#### Page text ####

Remembering Dr. Bala

I met Dr. Bala V. Balachandran, the J.L. Kellog Distinguished Professor (Emeritus in Service) of Accounting and Information Management when he was about to receive an award at the ITC Grand.

Prof Bala, as he was known, was the founder, chairman and dean of the Great Lakes Institute of Management in Chennai. In a matter of 10 years, under his stewardship, the school had grown into one of the top management institutions in the country. It received global accreditation from the Association of MBAs (AMBA, UK) in June 2014 for its postgraduate programmes, becoming the youngest business school in India to receive this top international accreditation and one of the youngest globally too.

I was doing a profile for one of my columns. He was avuncular but very sharp and precise when he told me about his journey as a teacher and an academic entrepreneur which began in 1960. He had been with the Kellogg School of Management for more than 4 decades.

Prof Bala began his teaching career in 1960 at the Annamalai University in Tamil Nadu. In 1967, he moved to the University of Dayton and in 1971, to the Carnegie Mellon University, where he taught management courses while working on his doctorate. In 1973, he joined the Kellogg School of Management faculty. His work earned him scholastic honours, awards and fellowships. He provided consultancy and executive education for various companies and governments in the US and across the globe.

Prof Bala was keen on setting up a business school in India which became a distinct possibility after the country opened up in the 90’s. When Manmohan Singh was the finance minister, he wanted IAS officers to be trained by management professors from leading American universities, to deal with foreign investments and MNCs.

Prof Bala was chosen for the assignment.

At the same time, he started toying with the idea of captains of Indian industry joining hands to create a world-class business school in India. He started discussing his ideas with Rajat Gupta, who was his neighbour in Chicago. Gupta thought it was a great idea and started working on the project immediately. He was confident that he could get the support of the Indian government and investments from American and Indian corporations. Dr. Bala was given the task of crafting the business school programme. Prof Bala was generous in his praise for Gupta.

The then chief minister of Andhra Pradesh, N. Chandrababu Naidu, saw the potential and offered land and facilities to set up the ISB near Hyderabad. Prof Bala knew Naidu quite well as he had been consulting with his government. When the ISB became functional, Prof Bala took the first class on the first day. The institution had to raise additional funds, which did not happen. The tuition fees had to be raised steeply within three years of inception, which was not acceptable to Prof Bala.

In 2002, he had to undergo quintuple bypass surgery when he was thinking of ending his association with the ISB.

#### Records provided ####

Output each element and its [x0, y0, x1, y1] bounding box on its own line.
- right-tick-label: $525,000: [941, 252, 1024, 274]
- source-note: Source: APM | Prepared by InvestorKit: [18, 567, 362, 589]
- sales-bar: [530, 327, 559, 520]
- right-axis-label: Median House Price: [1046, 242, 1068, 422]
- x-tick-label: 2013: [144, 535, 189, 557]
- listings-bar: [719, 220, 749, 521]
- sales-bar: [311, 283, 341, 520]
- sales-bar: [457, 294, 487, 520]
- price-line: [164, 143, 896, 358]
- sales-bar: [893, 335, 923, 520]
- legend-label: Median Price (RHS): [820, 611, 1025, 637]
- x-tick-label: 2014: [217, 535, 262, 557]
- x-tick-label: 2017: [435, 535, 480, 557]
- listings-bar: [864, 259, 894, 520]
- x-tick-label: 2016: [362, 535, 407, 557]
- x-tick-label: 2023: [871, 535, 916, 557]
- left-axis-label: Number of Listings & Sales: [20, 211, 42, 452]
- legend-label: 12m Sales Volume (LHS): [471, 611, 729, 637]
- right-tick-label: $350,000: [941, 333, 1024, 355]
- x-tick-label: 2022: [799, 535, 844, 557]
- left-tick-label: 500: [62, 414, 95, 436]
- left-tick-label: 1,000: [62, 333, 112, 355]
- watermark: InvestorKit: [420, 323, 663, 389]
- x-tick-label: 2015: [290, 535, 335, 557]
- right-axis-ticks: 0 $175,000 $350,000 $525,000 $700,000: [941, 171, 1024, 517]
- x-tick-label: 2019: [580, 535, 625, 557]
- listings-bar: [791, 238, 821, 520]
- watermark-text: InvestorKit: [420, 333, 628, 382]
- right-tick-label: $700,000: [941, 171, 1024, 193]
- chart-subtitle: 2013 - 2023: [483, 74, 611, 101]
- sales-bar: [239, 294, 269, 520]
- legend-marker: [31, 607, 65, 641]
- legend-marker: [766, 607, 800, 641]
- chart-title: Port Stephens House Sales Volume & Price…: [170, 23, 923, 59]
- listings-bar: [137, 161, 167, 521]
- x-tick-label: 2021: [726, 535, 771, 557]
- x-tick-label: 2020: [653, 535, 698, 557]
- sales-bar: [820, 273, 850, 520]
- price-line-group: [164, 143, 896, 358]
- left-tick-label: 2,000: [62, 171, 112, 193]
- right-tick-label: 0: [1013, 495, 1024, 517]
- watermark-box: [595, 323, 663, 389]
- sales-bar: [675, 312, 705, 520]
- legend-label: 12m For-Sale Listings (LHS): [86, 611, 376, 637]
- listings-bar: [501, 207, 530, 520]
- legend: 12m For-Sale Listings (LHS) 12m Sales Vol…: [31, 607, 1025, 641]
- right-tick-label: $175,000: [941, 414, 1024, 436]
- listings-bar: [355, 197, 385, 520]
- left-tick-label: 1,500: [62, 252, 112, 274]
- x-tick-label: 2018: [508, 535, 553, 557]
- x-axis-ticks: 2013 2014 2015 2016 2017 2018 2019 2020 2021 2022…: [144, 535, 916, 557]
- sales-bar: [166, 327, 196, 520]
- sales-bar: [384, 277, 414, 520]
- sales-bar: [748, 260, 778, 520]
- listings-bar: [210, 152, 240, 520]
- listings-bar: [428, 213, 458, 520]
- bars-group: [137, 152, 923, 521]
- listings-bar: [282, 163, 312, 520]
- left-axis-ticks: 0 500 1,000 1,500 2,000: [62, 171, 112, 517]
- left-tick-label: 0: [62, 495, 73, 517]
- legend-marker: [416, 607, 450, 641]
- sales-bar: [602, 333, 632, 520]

####

● Activity list:
A - Repeat the passage from the text on Dr. Bala, starting at "I was doing" and ending at "across the globe.".
B - Pick up the text on Dr. Bala where it stops and continue writing it.
The records are not needed for what follows.

● Results in order:
A -
I was doing a profile for one of my columns. He was avuncular but very sharp and precise when he told me about his journey as a teacher and an academic entrepreneur which began in 1960. He had been with the Kellogg School of Management for more than 4 decades.

Prof Bala began his teaching career in 1960 at the Annamalai University in Tamil Nadu. In 1967, he moved to the University of Dayton and in 1971, to the Carnegie Mellon University, where he taught management courses while working on his doctorate. In 1973, he joined the Kellogg School of Management faculty. His work earned him scholastic honours, awards and fellowships. He provided consultancy and executive education for various companies and governments in the US and across the globe.

B -
Hid good friend, A. Mahendran – the former CEO and managing director of Godrej Sara Lee – who was attending a management programme at Kellogg, put an idea in the professor’s head. He had suggested that the professor start a management school in Tamil Nadu. After all he was brand Bala who could attract talent and students to make a success out of it.

In spite of his family’s misgivings Prof Bala went ahead. Although J. Jayalalithaa – who was the chief minister of Tamil Nadu then – was most supportive of the project and offered government land at subsidised rates, there were delays in clearing the land. Prof Bala sold his huge house at the upmarket East Coast Road (ECR) in Chennai and raised funds for the institution. Great Lakes was set up in 2004. He told me, “Everyone was worried about the placement prospects of the new school. As it happened, companies such as Infosys and TCS recruited our students on par with their other hires from IIMs and the ISB. The 100% placement record in the very first year attracted even more students.” Great Lakes’ flagship PGPM is now among the top-ranked one-year executive programmes in the country. Its faculty includes many management professors from top American universities who, in fact, are Prof Bala’s friends and colleagues. “ My network is my Net worth,” he said.

They don’t make them like him anymore.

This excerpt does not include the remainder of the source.